Pull every line containing "Oostzaan" from the entries.

**Excerpted data:**

--- --- ---

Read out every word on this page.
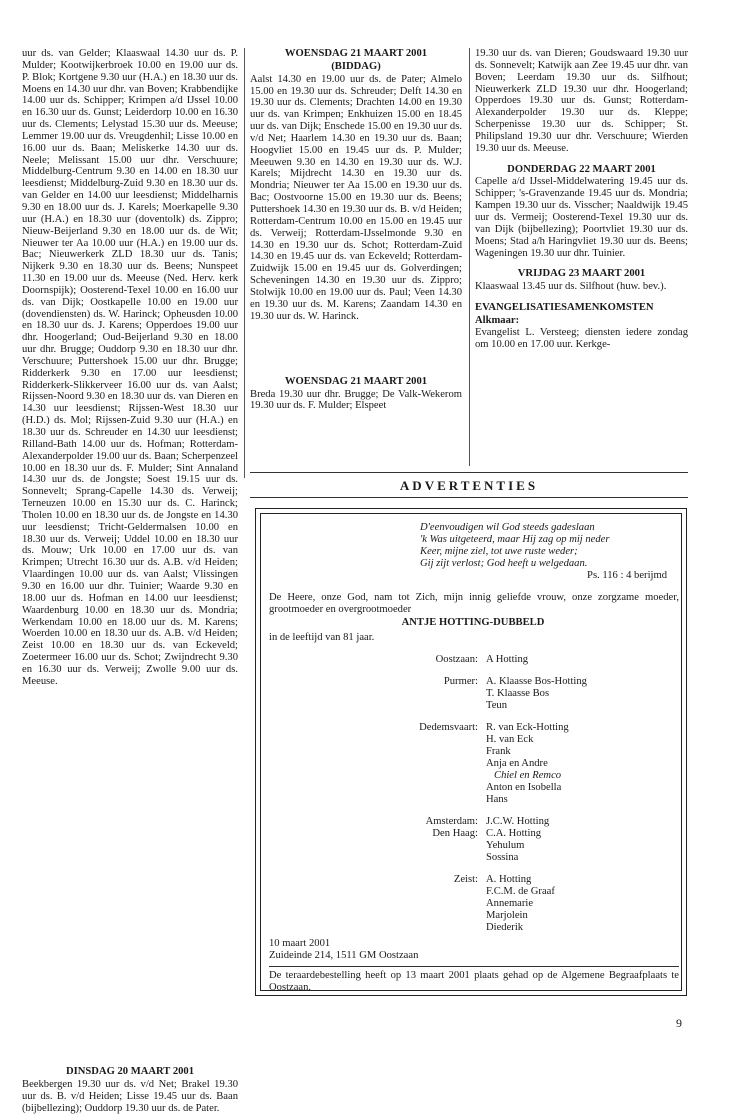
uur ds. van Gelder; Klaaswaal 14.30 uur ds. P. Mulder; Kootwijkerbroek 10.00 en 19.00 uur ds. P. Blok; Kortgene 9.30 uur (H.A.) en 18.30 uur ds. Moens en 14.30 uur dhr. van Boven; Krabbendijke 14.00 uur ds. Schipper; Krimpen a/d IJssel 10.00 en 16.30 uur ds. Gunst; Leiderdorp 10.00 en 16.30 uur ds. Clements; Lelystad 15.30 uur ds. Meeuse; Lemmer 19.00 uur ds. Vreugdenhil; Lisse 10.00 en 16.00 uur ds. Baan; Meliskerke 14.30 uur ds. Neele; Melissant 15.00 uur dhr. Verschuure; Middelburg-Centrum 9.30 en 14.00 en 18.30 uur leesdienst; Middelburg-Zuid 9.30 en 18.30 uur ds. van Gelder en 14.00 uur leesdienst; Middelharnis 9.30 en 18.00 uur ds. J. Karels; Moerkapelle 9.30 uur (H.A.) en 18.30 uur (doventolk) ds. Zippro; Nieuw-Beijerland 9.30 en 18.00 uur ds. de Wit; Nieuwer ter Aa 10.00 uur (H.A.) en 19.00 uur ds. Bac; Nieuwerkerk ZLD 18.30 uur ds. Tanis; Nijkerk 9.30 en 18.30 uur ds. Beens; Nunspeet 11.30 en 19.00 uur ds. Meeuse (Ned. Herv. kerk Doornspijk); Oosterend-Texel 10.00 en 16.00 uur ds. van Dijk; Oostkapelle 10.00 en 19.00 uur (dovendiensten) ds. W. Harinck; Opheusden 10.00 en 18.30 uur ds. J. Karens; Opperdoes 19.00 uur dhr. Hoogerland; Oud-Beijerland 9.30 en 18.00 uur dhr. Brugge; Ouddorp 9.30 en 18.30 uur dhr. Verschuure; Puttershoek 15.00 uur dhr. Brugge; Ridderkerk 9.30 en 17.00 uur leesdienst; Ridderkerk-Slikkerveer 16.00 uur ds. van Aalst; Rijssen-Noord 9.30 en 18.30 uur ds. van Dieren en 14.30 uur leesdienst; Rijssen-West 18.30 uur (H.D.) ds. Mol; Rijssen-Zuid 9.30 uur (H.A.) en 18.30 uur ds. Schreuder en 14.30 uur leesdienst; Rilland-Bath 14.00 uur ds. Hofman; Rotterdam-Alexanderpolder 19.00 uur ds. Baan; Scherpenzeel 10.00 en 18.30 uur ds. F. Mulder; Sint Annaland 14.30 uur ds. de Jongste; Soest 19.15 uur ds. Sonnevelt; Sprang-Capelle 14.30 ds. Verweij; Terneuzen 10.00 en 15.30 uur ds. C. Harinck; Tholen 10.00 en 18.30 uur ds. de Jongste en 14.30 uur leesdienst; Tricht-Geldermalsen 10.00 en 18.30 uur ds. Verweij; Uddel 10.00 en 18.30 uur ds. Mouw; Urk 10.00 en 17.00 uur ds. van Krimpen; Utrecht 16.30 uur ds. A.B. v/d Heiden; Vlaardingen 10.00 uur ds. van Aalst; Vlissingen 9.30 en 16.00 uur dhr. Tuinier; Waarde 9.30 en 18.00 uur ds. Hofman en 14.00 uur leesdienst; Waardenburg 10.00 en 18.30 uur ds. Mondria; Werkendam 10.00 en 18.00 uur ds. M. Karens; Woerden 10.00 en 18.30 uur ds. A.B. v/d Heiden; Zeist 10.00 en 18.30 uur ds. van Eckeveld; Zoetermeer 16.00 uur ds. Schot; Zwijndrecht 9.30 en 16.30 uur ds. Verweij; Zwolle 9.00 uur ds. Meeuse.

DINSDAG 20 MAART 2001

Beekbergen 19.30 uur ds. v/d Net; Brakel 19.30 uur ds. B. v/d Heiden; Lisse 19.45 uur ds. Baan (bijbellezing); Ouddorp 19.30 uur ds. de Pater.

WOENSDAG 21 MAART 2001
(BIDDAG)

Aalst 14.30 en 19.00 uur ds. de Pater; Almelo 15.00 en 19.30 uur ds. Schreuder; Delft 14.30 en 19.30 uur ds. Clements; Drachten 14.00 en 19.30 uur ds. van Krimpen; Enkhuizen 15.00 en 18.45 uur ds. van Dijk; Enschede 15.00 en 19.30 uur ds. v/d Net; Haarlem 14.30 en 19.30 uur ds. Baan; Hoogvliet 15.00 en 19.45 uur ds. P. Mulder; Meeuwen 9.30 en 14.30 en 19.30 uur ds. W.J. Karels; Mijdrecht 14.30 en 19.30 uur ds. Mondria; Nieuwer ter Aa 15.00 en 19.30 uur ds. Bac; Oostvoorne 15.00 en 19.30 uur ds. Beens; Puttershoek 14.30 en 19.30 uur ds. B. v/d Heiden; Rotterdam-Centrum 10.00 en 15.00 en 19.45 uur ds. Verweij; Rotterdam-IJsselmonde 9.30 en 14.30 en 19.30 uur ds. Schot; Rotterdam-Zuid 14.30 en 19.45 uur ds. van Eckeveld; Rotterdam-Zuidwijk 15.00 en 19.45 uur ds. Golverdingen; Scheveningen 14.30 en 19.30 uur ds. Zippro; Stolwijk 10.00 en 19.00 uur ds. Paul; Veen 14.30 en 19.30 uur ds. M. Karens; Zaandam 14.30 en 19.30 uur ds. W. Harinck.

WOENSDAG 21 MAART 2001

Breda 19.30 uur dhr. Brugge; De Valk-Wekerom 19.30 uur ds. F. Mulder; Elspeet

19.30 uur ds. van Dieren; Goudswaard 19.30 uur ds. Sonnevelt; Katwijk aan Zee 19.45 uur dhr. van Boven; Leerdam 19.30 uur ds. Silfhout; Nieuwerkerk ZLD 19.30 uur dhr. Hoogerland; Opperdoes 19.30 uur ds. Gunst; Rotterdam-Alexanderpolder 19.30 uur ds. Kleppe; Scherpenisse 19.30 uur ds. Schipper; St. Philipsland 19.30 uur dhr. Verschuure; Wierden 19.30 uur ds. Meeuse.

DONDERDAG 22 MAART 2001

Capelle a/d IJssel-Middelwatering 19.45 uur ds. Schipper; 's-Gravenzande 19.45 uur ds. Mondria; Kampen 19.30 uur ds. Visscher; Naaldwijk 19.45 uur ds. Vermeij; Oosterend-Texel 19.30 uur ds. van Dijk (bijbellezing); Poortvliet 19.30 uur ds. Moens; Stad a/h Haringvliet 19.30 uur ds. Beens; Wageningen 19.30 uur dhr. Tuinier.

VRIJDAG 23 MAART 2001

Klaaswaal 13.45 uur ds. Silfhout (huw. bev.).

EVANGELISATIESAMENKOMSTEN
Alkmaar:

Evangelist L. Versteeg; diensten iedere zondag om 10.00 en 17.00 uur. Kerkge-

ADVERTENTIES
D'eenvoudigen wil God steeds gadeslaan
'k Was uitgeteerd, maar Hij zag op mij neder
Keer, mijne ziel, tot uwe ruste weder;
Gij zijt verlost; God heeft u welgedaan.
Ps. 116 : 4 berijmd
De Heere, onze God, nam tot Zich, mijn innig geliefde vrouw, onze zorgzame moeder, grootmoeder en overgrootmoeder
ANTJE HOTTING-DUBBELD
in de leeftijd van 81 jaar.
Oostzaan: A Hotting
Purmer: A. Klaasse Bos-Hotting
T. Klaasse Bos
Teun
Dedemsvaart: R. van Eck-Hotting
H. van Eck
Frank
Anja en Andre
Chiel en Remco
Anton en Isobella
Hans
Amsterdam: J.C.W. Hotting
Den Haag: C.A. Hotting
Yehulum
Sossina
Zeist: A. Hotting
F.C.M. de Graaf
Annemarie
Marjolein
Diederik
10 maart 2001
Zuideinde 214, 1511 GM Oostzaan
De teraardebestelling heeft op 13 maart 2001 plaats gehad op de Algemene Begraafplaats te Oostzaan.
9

--- --- ---

**The completed task:**
Oostzaan: A Hotting
Zuideinde 214, 1511 GM Oostzaan
De teraardebestelling heeft op 13 maart 2001 plaats gehad op de Algemene Begraafplaats te Oostzaan.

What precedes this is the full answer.